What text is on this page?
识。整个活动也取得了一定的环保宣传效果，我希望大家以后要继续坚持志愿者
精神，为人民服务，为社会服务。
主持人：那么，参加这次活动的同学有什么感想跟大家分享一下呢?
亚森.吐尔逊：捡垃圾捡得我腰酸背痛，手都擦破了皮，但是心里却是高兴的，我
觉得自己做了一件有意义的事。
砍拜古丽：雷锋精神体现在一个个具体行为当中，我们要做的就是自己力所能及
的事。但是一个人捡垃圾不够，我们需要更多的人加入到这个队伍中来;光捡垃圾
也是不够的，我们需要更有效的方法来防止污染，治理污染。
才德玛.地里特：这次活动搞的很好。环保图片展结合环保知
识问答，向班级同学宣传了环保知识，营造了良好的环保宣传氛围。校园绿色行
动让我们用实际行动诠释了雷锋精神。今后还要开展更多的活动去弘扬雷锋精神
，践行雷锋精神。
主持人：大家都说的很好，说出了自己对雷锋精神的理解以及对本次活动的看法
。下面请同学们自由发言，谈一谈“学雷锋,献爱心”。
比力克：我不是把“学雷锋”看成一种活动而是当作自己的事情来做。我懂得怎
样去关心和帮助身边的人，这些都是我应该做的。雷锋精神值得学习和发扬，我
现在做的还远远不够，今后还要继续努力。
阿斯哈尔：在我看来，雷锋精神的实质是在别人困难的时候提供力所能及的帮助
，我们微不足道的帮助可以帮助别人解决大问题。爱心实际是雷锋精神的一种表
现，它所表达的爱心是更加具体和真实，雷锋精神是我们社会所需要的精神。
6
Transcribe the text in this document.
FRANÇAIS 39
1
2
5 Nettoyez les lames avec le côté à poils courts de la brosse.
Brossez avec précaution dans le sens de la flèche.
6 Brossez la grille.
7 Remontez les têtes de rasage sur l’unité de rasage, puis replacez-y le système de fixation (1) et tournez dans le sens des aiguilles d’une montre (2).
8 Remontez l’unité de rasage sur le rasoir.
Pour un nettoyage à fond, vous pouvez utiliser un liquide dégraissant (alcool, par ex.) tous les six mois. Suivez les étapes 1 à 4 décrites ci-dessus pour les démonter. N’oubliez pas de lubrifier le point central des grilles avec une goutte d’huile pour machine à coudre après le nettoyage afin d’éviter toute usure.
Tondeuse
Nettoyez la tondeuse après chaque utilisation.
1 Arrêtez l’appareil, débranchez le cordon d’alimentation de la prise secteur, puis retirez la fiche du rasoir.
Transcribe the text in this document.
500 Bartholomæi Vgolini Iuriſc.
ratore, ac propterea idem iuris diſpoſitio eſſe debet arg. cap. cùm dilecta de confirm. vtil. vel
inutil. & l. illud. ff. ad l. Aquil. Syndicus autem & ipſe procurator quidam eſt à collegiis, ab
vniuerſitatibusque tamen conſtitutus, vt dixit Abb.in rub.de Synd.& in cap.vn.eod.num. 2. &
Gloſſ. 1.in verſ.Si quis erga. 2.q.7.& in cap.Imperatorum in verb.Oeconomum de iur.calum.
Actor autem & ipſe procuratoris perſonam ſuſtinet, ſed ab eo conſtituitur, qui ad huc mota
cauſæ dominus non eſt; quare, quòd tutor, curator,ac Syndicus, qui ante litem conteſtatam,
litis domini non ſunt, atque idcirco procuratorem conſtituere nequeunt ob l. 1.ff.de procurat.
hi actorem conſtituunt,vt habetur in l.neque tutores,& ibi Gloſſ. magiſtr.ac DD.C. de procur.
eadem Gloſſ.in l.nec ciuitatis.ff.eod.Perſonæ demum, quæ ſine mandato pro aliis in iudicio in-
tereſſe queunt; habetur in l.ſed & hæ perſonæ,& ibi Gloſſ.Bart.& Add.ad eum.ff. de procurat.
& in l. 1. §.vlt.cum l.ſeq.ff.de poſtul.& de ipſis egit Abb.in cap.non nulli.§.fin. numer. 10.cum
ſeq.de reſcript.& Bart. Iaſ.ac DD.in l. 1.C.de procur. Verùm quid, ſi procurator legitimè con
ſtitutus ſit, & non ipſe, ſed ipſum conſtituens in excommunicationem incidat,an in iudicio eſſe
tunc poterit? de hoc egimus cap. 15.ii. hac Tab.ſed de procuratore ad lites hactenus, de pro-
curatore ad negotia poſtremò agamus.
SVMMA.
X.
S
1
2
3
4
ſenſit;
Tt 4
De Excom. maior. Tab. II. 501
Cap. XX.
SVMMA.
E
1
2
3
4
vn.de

####

[Instruction]
Using the listing above, gather each line that holds the string "unité" and copy it.

[Result of the task]
7 Remontez les têtes de rasage sur l’unité de rasage, puis replacez-y le système de fixation (1) et tournez dans le sens des aiguilles d’une montre (2).
8 Remontez l’unité de rasage sur le rasoir.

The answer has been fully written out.